Exercise. Gather all lines from the material that contain "Radarsensor".

Working data.
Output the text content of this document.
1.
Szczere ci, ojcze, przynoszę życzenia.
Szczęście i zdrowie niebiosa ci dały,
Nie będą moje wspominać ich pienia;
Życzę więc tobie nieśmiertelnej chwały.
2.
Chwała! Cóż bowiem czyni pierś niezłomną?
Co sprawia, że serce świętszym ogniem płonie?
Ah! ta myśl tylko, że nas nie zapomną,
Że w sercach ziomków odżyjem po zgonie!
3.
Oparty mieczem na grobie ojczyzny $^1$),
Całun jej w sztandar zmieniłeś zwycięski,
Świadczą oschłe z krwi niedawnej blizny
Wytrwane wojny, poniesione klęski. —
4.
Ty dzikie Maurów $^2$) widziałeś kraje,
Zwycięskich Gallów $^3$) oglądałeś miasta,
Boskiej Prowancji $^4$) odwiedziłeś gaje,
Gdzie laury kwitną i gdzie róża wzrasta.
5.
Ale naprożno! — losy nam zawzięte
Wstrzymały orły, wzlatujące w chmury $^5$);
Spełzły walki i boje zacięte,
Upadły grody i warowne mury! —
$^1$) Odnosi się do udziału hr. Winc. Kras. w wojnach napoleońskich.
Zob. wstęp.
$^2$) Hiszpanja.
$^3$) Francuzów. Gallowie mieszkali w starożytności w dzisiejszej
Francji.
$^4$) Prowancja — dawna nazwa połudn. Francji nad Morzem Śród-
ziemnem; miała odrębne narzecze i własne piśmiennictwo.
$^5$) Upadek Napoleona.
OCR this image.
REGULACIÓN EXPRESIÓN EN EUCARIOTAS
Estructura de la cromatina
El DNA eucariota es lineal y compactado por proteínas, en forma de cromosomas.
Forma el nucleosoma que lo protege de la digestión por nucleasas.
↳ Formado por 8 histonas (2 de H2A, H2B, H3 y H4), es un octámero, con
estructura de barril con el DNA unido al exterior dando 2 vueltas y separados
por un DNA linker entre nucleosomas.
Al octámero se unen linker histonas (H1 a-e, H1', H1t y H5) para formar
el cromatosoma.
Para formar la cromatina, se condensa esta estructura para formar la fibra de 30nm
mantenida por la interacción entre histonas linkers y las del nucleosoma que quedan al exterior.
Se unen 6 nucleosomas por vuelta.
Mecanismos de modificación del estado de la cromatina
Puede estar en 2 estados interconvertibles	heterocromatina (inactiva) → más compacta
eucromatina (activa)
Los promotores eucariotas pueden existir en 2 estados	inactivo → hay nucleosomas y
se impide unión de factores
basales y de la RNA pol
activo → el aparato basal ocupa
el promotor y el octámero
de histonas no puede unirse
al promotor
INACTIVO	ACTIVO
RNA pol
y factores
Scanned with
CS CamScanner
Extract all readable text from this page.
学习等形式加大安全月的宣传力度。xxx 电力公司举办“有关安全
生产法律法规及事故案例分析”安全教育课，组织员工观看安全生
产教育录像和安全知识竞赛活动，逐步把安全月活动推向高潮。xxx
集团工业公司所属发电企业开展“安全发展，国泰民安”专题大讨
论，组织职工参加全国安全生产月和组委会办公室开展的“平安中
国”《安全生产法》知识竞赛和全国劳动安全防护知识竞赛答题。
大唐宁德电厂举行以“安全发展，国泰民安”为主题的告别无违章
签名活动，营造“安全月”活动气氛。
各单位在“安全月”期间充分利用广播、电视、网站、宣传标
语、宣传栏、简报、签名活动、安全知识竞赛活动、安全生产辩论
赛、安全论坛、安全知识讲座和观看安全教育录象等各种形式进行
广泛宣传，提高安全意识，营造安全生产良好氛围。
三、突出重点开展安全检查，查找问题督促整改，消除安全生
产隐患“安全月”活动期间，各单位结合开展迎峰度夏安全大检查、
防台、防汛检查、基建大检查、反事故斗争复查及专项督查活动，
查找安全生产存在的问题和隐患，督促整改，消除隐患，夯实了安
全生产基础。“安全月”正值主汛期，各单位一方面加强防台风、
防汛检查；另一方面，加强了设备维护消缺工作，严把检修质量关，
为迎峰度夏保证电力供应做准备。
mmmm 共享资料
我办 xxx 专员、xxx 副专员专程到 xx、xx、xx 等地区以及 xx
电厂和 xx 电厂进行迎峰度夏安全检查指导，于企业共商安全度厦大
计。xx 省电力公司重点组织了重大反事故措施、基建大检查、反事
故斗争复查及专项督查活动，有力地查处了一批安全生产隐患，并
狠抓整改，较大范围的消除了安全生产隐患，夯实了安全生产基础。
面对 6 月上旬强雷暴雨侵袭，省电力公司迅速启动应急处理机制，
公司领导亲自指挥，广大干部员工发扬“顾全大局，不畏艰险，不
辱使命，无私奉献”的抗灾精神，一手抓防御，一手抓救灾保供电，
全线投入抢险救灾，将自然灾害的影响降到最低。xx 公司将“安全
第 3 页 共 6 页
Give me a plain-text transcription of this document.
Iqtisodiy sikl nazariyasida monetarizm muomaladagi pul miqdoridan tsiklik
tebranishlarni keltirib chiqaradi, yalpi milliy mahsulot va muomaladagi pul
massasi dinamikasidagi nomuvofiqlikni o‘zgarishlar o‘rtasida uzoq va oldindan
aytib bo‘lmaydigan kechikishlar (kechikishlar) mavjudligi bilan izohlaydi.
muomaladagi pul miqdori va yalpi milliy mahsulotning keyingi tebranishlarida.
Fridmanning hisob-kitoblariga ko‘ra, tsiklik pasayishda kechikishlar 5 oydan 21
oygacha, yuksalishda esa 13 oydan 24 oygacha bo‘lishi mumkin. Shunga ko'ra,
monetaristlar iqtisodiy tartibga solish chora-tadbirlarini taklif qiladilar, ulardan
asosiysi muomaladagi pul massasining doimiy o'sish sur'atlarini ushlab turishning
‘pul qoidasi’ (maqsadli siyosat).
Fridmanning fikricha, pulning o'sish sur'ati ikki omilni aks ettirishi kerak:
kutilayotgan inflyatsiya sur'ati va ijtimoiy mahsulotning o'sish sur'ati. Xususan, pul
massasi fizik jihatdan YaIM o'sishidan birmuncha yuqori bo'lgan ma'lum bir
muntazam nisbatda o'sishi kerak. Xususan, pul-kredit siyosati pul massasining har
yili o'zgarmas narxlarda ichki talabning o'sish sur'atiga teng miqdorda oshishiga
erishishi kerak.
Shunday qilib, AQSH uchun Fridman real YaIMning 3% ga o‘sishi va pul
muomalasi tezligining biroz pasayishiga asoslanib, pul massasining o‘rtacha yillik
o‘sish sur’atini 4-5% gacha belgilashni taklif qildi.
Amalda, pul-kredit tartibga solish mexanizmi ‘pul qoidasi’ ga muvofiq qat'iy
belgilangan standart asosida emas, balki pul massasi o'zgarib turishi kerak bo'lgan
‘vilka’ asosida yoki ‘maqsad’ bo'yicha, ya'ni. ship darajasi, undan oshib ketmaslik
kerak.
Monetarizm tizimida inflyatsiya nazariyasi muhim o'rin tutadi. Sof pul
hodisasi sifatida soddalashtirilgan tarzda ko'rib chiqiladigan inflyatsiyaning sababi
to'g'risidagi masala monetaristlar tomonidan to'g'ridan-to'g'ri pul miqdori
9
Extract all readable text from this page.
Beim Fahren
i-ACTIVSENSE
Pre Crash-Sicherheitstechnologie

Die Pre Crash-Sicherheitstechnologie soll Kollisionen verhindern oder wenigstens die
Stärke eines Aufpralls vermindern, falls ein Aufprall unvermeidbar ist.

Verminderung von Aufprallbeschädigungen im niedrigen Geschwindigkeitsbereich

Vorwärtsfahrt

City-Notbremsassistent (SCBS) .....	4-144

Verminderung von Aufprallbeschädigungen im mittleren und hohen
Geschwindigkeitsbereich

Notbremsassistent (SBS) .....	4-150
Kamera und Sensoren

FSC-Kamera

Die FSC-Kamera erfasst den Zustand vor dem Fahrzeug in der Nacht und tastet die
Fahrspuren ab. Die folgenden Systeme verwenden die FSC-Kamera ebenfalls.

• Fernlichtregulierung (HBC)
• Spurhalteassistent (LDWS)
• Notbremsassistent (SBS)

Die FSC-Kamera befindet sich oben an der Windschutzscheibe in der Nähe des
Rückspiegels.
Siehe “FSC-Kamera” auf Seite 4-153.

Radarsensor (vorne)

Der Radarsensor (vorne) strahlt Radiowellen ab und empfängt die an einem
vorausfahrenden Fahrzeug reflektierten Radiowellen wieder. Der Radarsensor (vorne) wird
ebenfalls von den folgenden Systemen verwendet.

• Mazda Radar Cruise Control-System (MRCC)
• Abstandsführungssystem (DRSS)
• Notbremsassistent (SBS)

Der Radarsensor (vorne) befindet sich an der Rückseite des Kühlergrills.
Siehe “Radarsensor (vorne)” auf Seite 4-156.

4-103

Task response.
Radarsensor (vorne)
Der Radarsensor (vorne) strahlt Radiowellen ab und empfängt die an einem
vorausfahrenden Fahrzeug reflektierten Radiowellen wieder. Der Radarsensor (vorne) wird
Der Radarsensor (vorne) befindet sich an der Rückseite des Kühlergrills.
Siehe “Radarsensor (vorne)” auf Seite 4-156.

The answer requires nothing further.